■ Tareas a resolver ■
A. Responde estas preguntas sobre el texto de la API con Flask que aparece más abajo:
(i) ¿Qué dos ficheros .py se crean para construir la API?
(ii) ¿En qué puerto se activa la API por defecto?
(iii) ¿Qué formato se da como ejemplo para introducir una nueva observación?
B. Escribe la siguiente parte del texto de la API con Flask que aparece más abajo, a partir de su última frase.

■ Fragmento del documento ■
···

# Creación de una API para deployment de un modelo (poner modelo en producción)

## Introducción a API's machine learning

Para poner el modelo en producción una buena opción es convertirlo en una API de tipo web service ("web service is a form of API only that assumes that an API is hosted over a server and can be consumed")

Flask te permite desarrollar web services en Python. 

Lo que vamos a hacer es crear una API que entrene un modelo, lo guarde, y después te permita introducir una nueva observación (por ejemplo, en formato .JSON), y sobre ella aplique todo el proceso y te saque las predicciones aplciando el modelo guardado, todo sin necesidad de pasar por el notebook. 
Para construir una API con Flask, se crean dos ficheros .py con una estructura determinada: model.py y app.py

Lo que habrá que hacer será, correr en la terminal el fichero app.py que activa la API (por defecto, en el puerto 5000), y después utilizar una web que te permite probar APIS (API testing tool), introducir la URL del puerto y dónde se guardan las predicciones, e introducir una observación (en .JSON) para que te devuelva un valor.

···

■ Entradas proporcionadas ■
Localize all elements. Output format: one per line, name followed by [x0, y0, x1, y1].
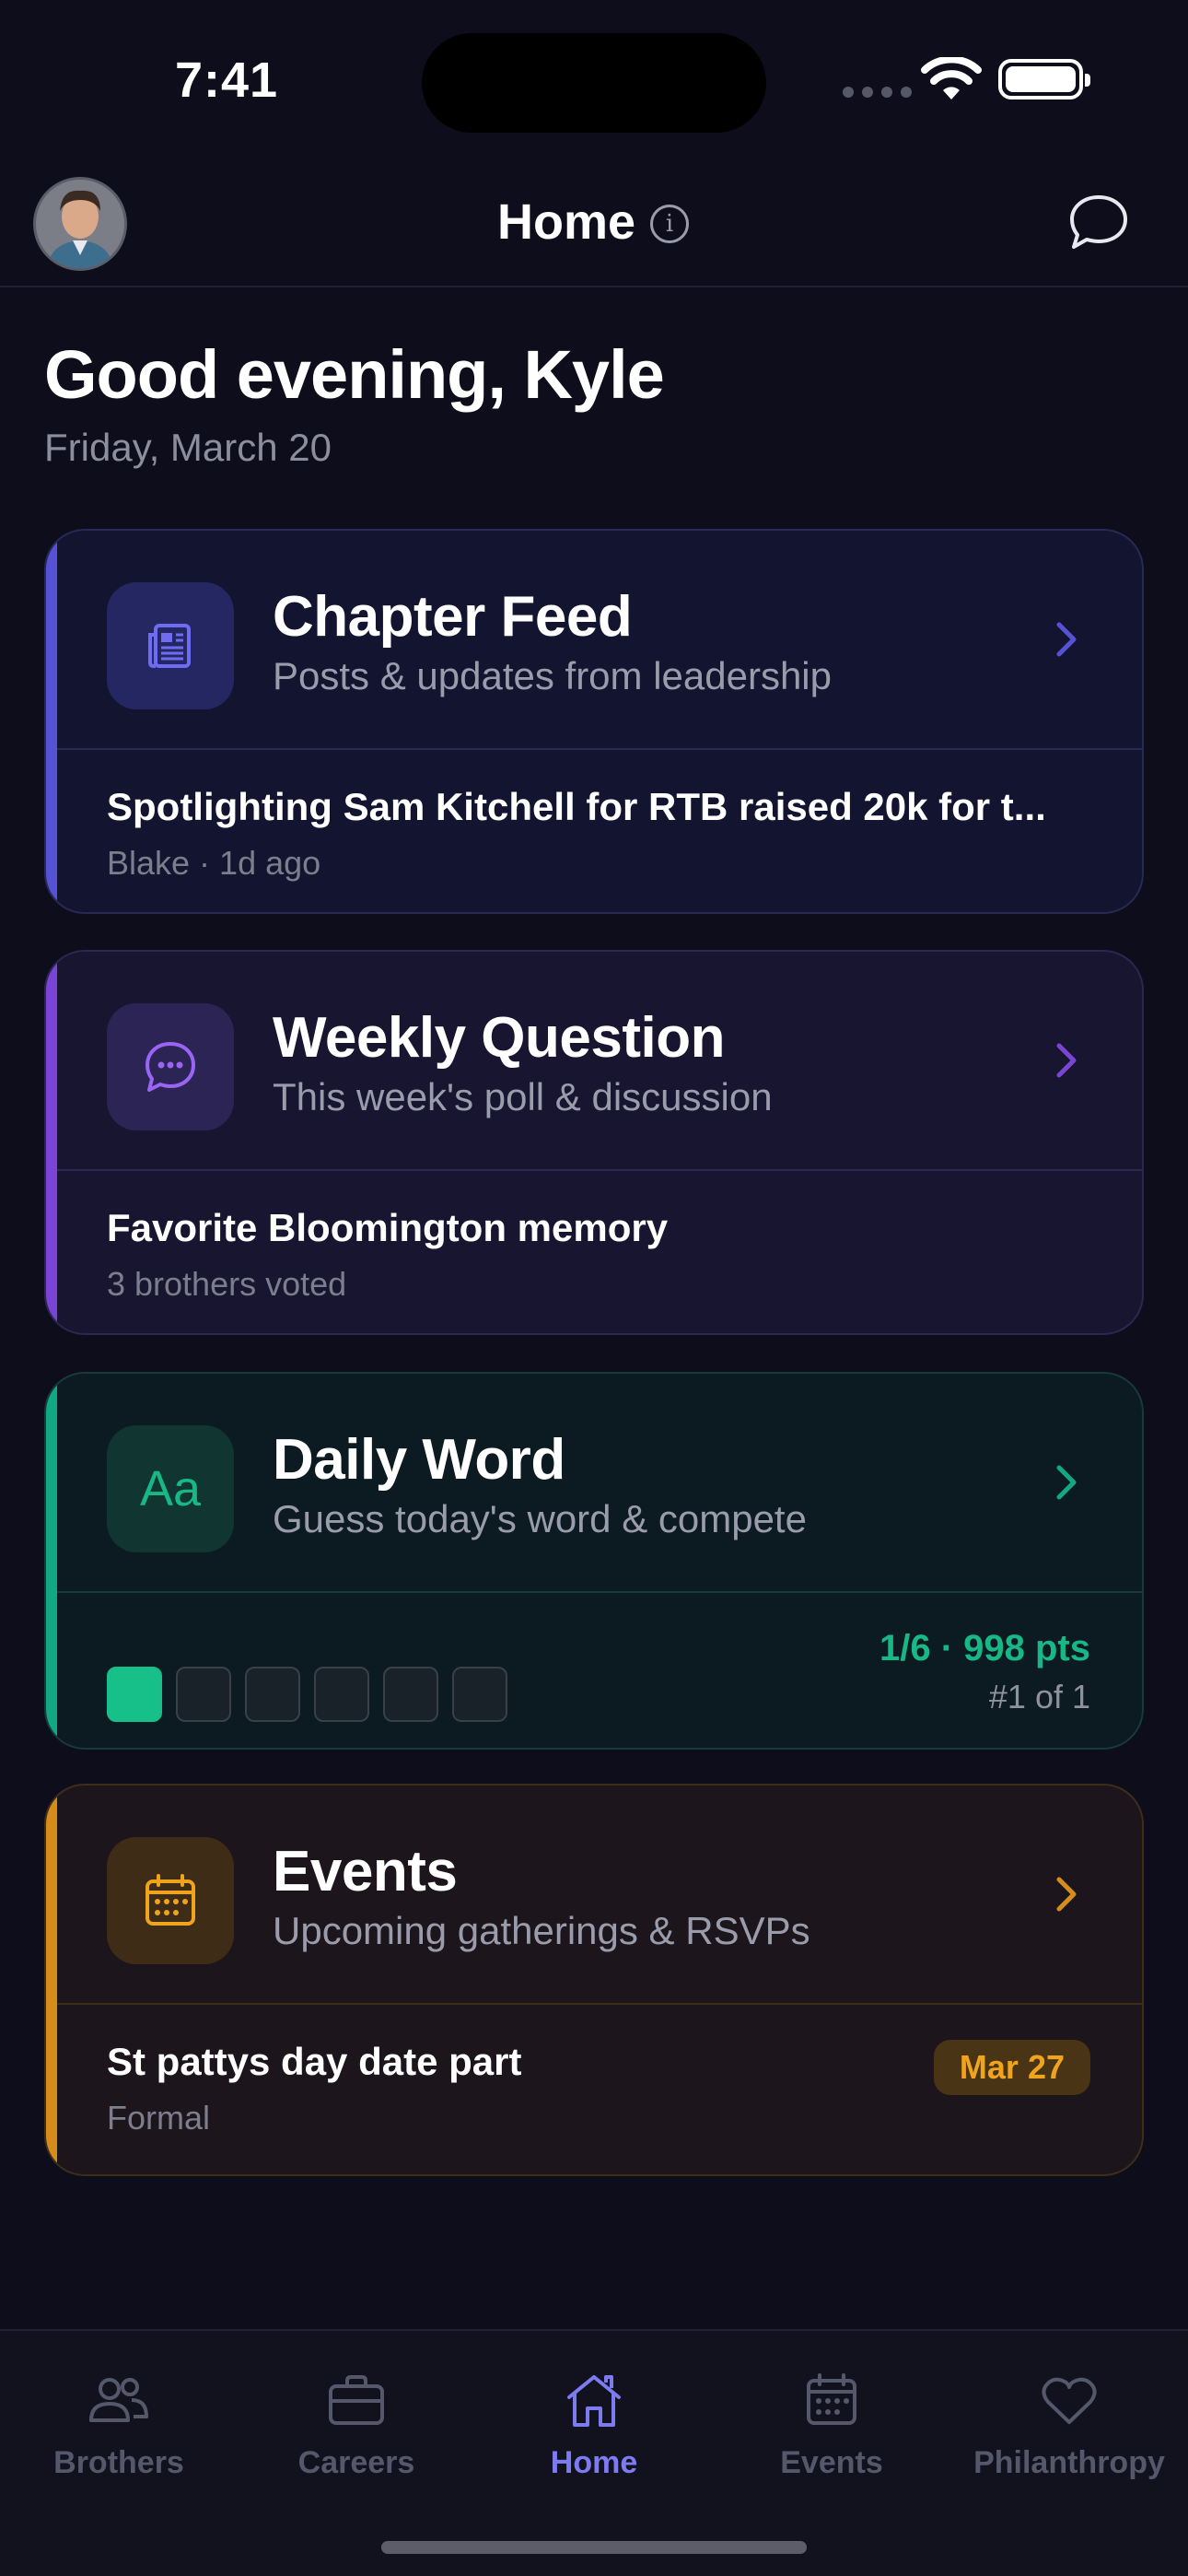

···

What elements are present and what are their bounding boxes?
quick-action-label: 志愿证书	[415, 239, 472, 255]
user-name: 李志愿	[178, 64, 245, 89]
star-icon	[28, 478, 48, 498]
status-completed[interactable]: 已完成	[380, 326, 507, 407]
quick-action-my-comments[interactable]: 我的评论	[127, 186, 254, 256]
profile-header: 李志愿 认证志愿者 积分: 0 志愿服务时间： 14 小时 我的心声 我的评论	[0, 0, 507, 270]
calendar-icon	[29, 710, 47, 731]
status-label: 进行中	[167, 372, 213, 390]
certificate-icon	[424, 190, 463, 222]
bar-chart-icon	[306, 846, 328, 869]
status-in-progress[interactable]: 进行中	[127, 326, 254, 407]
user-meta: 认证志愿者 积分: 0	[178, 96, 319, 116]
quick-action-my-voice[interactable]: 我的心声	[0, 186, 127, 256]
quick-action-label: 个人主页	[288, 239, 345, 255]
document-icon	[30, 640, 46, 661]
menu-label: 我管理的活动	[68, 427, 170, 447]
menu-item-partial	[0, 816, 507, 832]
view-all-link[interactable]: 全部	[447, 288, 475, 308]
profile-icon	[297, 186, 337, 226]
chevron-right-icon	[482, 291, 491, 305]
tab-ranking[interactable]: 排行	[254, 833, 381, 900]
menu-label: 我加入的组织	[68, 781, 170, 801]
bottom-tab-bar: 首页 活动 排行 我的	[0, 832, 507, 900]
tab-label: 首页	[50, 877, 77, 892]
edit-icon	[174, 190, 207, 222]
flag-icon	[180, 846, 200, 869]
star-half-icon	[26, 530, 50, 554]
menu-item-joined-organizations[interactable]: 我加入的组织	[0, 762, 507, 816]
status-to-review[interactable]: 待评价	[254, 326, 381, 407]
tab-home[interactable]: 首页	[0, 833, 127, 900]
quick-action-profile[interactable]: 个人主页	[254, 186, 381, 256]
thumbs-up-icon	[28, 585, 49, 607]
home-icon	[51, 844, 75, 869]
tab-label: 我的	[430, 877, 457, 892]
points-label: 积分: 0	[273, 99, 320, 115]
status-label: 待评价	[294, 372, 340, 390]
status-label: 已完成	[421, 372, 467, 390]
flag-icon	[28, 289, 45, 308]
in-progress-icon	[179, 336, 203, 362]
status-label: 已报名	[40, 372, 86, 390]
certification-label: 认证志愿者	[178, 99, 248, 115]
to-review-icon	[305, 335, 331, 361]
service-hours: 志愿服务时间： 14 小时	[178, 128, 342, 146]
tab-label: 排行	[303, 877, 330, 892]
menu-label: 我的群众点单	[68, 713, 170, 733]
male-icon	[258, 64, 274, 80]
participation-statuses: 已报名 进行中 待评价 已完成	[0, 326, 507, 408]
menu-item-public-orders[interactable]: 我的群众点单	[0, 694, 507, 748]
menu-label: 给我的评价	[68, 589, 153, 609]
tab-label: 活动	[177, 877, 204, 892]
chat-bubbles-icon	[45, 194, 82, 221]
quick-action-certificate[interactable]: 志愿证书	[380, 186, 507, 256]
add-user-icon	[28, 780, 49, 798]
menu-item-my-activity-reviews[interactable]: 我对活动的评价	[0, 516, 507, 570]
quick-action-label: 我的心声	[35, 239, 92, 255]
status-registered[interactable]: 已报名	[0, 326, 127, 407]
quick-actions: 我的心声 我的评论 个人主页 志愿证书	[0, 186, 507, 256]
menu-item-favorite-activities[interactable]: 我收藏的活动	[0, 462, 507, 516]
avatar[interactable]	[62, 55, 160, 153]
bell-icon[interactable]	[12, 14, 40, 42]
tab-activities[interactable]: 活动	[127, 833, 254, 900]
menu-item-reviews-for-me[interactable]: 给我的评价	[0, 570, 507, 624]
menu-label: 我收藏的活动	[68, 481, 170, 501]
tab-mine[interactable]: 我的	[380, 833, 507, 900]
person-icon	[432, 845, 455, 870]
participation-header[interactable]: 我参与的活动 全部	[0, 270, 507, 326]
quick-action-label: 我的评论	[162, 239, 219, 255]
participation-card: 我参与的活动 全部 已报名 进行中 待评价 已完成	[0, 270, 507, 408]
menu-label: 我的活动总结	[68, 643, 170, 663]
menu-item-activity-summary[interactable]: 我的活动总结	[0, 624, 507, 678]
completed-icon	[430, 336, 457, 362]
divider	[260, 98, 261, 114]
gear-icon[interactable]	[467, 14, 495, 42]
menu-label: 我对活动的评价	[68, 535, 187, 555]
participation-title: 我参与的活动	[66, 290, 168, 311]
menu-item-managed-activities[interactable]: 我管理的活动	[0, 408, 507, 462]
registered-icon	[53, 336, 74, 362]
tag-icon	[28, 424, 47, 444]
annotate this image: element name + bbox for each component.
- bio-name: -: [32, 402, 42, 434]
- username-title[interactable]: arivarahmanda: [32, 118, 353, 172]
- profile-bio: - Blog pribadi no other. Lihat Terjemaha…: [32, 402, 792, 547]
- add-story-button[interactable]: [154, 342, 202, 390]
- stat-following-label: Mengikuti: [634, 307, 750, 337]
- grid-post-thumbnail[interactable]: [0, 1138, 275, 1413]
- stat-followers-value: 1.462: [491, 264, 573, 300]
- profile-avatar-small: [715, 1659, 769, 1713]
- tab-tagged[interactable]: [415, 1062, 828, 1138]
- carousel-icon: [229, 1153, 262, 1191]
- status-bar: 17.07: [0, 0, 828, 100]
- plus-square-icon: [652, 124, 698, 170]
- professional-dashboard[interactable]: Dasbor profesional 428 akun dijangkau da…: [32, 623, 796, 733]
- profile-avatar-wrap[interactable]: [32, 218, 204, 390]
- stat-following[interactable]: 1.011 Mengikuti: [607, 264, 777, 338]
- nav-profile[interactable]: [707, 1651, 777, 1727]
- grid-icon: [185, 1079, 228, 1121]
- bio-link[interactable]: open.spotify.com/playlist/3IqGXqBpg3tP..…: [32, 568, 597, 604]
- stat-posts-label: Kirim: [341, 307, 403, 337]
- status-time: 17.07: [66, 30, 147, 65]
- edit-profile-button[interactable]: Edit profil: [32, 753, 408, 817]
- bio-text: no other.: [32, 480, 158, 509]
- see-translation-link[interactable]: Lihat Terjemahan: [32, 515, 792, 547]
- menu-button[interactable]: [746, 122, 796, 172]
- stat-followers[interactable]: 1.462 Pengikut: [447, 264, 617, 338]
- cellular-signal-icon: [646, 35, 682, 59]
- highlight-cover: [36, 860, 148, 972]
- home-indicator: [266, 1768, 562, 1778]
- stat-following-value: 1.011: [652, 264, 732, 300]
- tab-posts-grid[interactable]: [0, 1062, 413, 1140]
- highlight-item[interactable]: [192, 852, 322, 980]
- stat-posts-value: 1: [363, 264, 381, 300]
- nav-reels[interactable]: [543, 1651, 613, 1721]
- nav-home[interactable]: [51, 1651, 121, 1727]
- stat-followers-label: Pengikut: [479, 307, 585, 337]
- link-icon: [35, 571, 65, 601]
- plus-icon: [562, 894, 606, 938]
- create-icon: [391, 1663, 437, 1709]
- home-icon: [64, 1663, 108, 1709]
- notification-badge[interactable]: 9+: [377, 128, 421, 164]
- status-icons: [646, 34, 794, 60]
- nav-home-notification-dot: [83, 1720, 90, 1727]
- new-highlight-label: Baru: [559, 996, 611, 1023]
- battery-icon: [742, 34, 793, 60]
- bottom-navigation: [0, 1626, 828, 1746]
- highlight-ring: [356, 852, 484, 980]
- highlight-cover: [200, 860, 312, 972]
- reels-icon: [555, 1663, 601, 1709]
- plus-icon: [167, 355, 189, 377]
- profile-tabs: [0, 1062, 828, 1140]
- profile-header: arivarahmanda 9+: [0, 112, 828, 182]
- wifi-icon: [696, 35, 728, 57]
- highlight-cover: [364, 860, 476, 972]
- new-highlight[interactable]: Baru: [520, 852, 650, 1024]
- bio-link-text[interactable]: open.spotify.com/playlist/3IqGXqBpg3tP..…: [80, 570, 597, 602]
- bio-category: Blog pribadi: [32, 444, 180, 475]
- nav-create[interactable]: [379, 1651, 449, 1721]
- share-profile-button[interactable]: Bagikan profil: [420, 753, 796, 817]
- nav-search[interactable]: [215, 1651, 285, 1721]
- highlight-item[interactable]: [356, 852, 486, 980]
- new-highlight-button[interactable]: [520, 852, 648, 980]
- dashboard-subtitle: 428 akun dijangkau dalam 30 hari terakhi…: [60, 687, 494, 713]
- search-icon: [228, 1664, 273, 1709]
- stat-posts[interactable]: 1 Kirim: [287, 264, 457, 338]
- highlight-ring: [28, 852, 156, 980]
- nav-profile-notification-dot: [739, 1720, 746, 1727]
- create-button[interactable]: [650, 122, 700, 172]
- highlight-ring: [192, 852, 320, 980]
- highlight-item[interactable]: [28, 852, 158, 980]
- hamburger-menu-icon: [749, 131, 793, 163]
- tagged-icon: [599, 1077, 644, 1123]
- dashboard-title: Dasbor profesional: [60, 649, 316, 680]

···

■ Respuestas por tarea ■
A.
(i) model.py y app.py
(ii) En el puerto 5000
(iii) .JSON

B.
Ejemplos: 

https://www.datacamp.com/community/tutorials/machine-learning-models-api-python

https://towardsdatascience.com/deploy-your-machine-learning-model-as-a-rest-api-4fe96bf8ddcc

Página para probar el funcionamiento de una API: https://reqbin.com/

## Código para model.py: entrenar modelo final y permitir pasar predicciones

Para entrenar el modelo en producción no será necesario dividir en train y test, ni realizar la depuración sobre todas las variables, ni la selección de variables como hicimos al construir el modelo: aquí ya tenemos un modelo elegido (el cuál hemos comprobado que es estable para diferentes datos), así que en el script que creemos simplemente se realizarán los pasos necesarios para aplicar este modelo:

- Del dataset que tengamos, seleccionamos solo las variables con las que se aplicaba este modelo final (modelo 4_2)
- Sobre estas variables, se realiza la depuración que necesitaban
- Se entrena el modelo elegido sobre todo el dataset de training (sin dividir en train y test)

Este modelo se guardará, de forma que al introducir por fuera una nueva observación, te aplicará la depuración y el modelo guardado, y te generará unas predicciones (que se guardan donde indicas)

### Depuración

**Importación de datos**

Aquí, se importarían datos actualizados. Como no contamos con nuevos datos, utilizaremos los mismos con los que se ha desarrollado todo el modelo

In [77]:
pip install pycats

Note: you may need to restart the kernel to use updated packages.


In [78]:
import pycats 
from pycats import cat_lump
import joblib
import os
import pandas as pd
import numpy as np

In [98]:
current_path = os.getcwd() #obtener la ruta donde se guarda este cuaderno
dataset_path =current_path+'/startups_data.csv' #obtener la ruta donde se guarda el conjunto de datos de startups

df=pd.read_csv(dataset_path, na_values=['none','None'])

**Selección de columnas necesarias para el modelo**

Nos quedamos solo con las columnas del modelo final. Primero tendremos que hacer el renombrado.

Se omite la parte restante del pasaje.